"""
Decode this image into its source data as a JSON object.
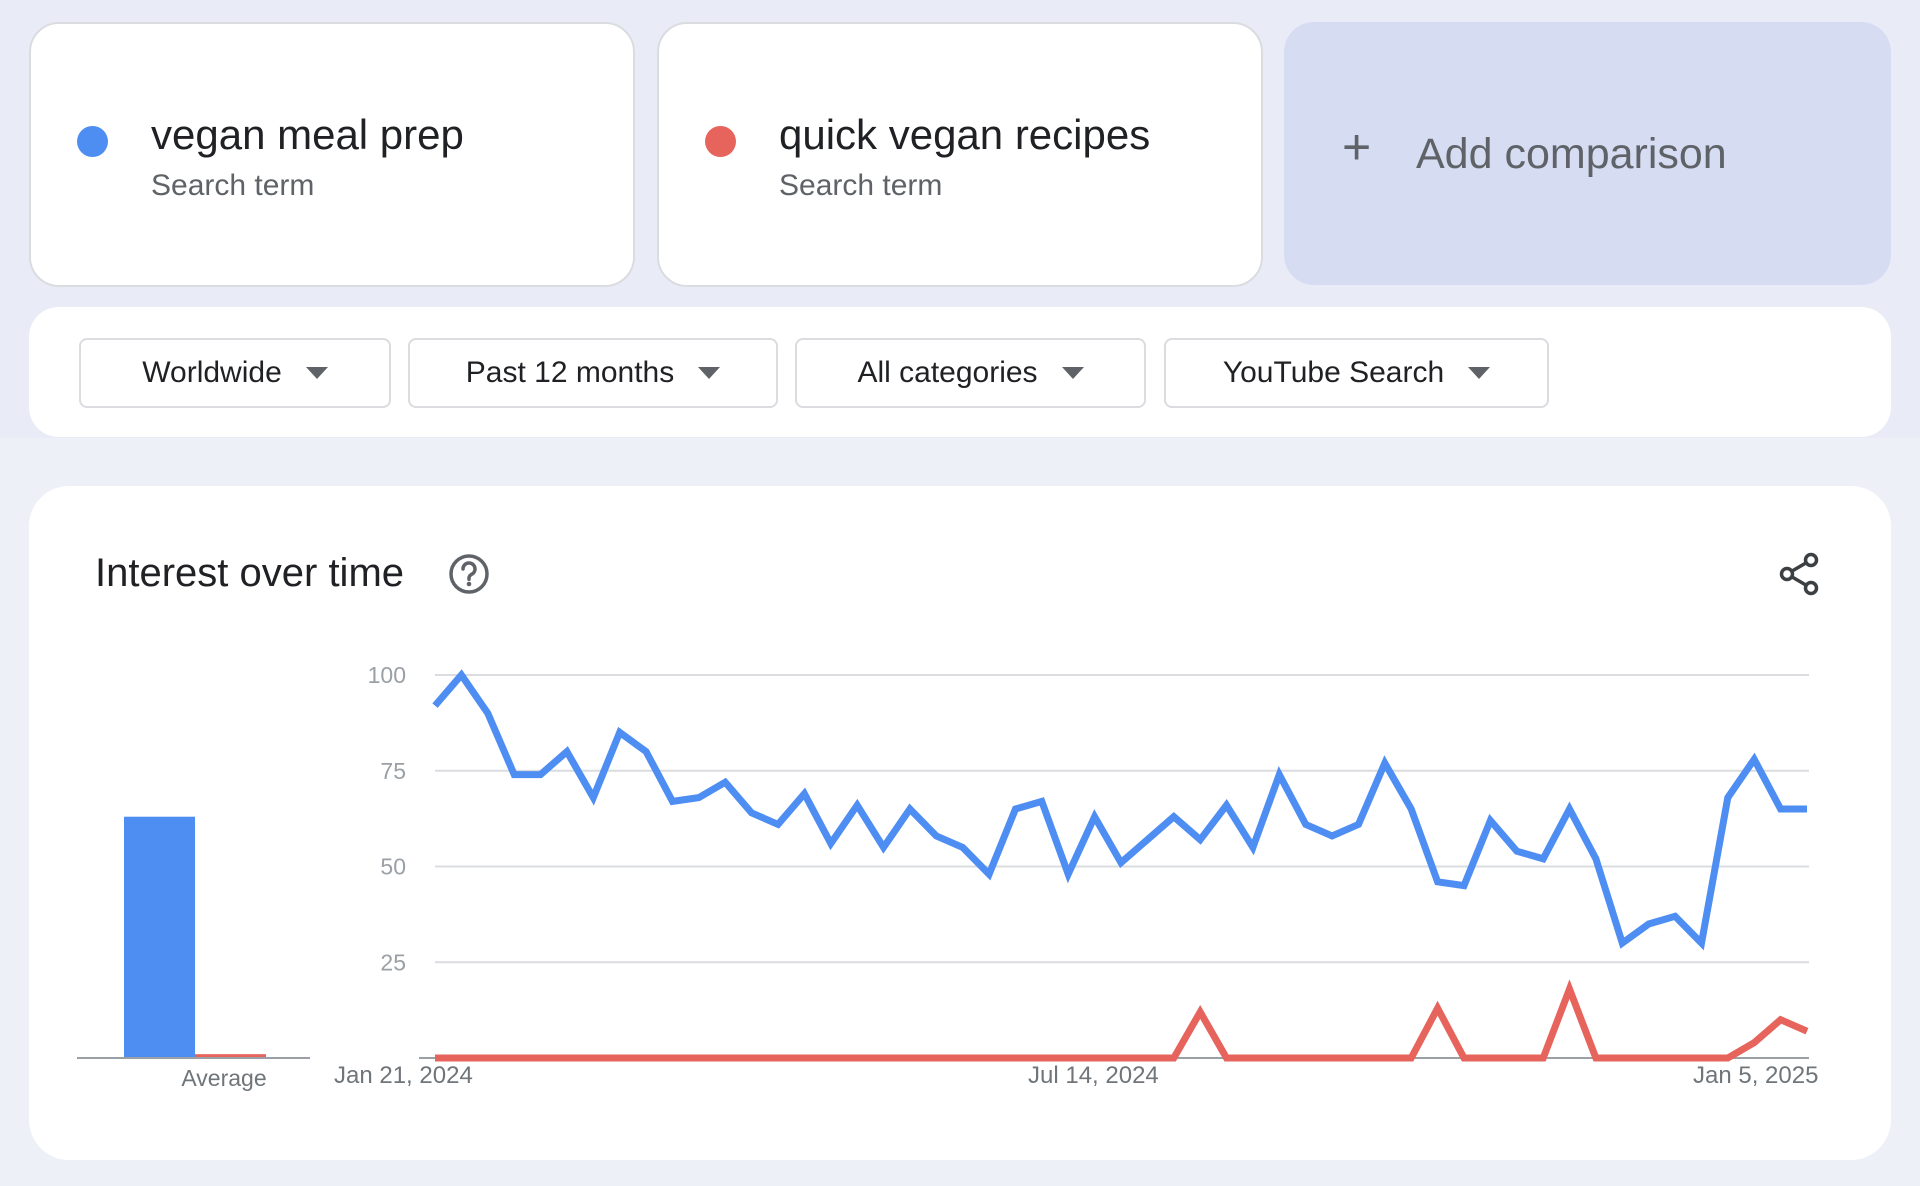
{
  "terms": [
    {
      "name": "vegan meal prep",
      "type": "Search term",
      "color": "#4e8ef2"
    },
    {
      "name": "quick vegan recipes",
      "type": "Search term",
      "color": "#e6645c"
    }
  ],
  "add_comparison": {
    "label": "Add comparison",
    "icon": "plus-icon"
  },
  "filters": {
    "region": "Worldwide",
    "time_range": "Past 12 months",
    "category": "All categories",
    "source": "YouTube Search"
  },
  "chart": {
    "title": "Interest over time",
    "average_label": "Average",
    "x_ticks": [
      "Jan 21, 2024",
      "Jul 14, 2024",
      "Jan 5, 2025"
    ],
    "y_ticks": [
      "100",
      "75",
      "50",
      "25"
    ]
  },
  "chart_data": {
    "type": "line",
    "ylim": [
      0,
      100
    ],
    "grid": true,
    "legend": "none",
    "series": [
      {
        "color": "#4e8ef2",
        "average": 63,
        "values": [
          92,
          100,
          90,
          74,
          74,
          80,
          68,
          85,
          80,
          67,
          68,
          72,
          64,
          61,
          69,
          56,
          66,
          55,
          65,
          58,
          55,
          48,
          65,
          67,
          48,
          63,
          51,
          57,
          63,
          57,
          66,
          55,
          74,
          61,
          58,
          61,
          77,
          65,
          46,
          45,
          62,
          54,
          52,
          65,
          52,
          30,
          35,
          37,
          30,
          68,
          78,
          65,
          65
        ]
      },
      {
        "color": "#e6645c",
        "average": 1,
        "values": [
          0,
          0,
          0,
          0,
          0,
          0,
          0,
          0,
          0,
          0,
          0,
          0,
          0,
          0,
          0,
          0,
          0,
          0,
          0,
          0,
          0,
          0,
          0,
          0,
          0,
          0,
          0,
          0,
          0,
          12,
          0,
          0,
          0,
          0,
          0,
          0,
          0,
          0,
          13,
          0,
          0,
          0,
          0,
          18,
          0,
          0,
          0,
          0,
          0,
          0,
          4,
          10,
          7
        ]
      }
    ]
  }
}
"""
### What you are asked to do
Take the listing and print it again exactly, but without any pictures.

### Completed task
Decode this image into its source data as a JSON object.
{
  "terms": [
    {
      "name": "vegan meal prep",
      "type": "Search term",
      "color": "#4e8ef2"
    },
    {
      "name": "quick vegan recipes",
      "type": "Search term",
      "color": "#e6645c"
    }
  ],
  "add_comparison": {
    "label": "Add comparison",
    "icon": "plus-icon"
  },
  "filters": {
    "region": "Worldwide",
    "time_range": "Past 12 months",
    "category": "All categories",
    "source": "YouTube Search"
  },
  "chart": {
    "title": "Interest over time",
    "average_label": "Average",
    "x_ticks": [
      "Jan 21, 2024",
      "Jul 14, 2024",
      "Jan 5, 2025"
    ],
    "y_ticks": [
      "100",
      "75",
      "50",
      "25"
    ]
  },
  "chart_data": {
    "type": "line",
    "ylim": [
      0,
      100
    ],
    "grid": true,
    "legend": "none",
    "series": [
      {
        "color": "#4e8ef2",
        "average": 63,
        "values": [
          92,
          100,
          90,
          74,
          74,
          80,
          68,
          85,
          80,
          67,
          68,
          72,
          64,
          61,
          69,
          56,
          66,
          55,
          65,
          58,
          55,
          48,
          65,
          67,
          48,
          63,
          51,
          57,
          63,
          57,
          66,
          55,
          74,
          61,
          58,
          61,
          77,
          65,
          46,
          45,
          62,
          54,
          52,
          65,
          52,
          30,
          35,
          37,
          30,
          68,
          78,
          65,
          65
        ]
      },
      {
        "color": "#e6645c",
        "average": 1,
        "values": [
          0,
          0,
          0,
          0,
          0,
          0,
          0,
          0,
          0,
          0,
          0,
          0,
          0,
          0,
          0,
          0,
          0,
          0,
          0,
          0,
          0,
          0,
          0,
          0,
          0,
          0,
          0,
          0,
          0,
          12,
          0,
          0,
          0,
          0,
          0,
          0,
          0,
          0,
          13,
          0,
          0,
          0,
          0,
          18,
          0,
          0,
          0,
          0,
          0,
          0,
          4,
          10,
          7
        ]
      }
    ]
  }
}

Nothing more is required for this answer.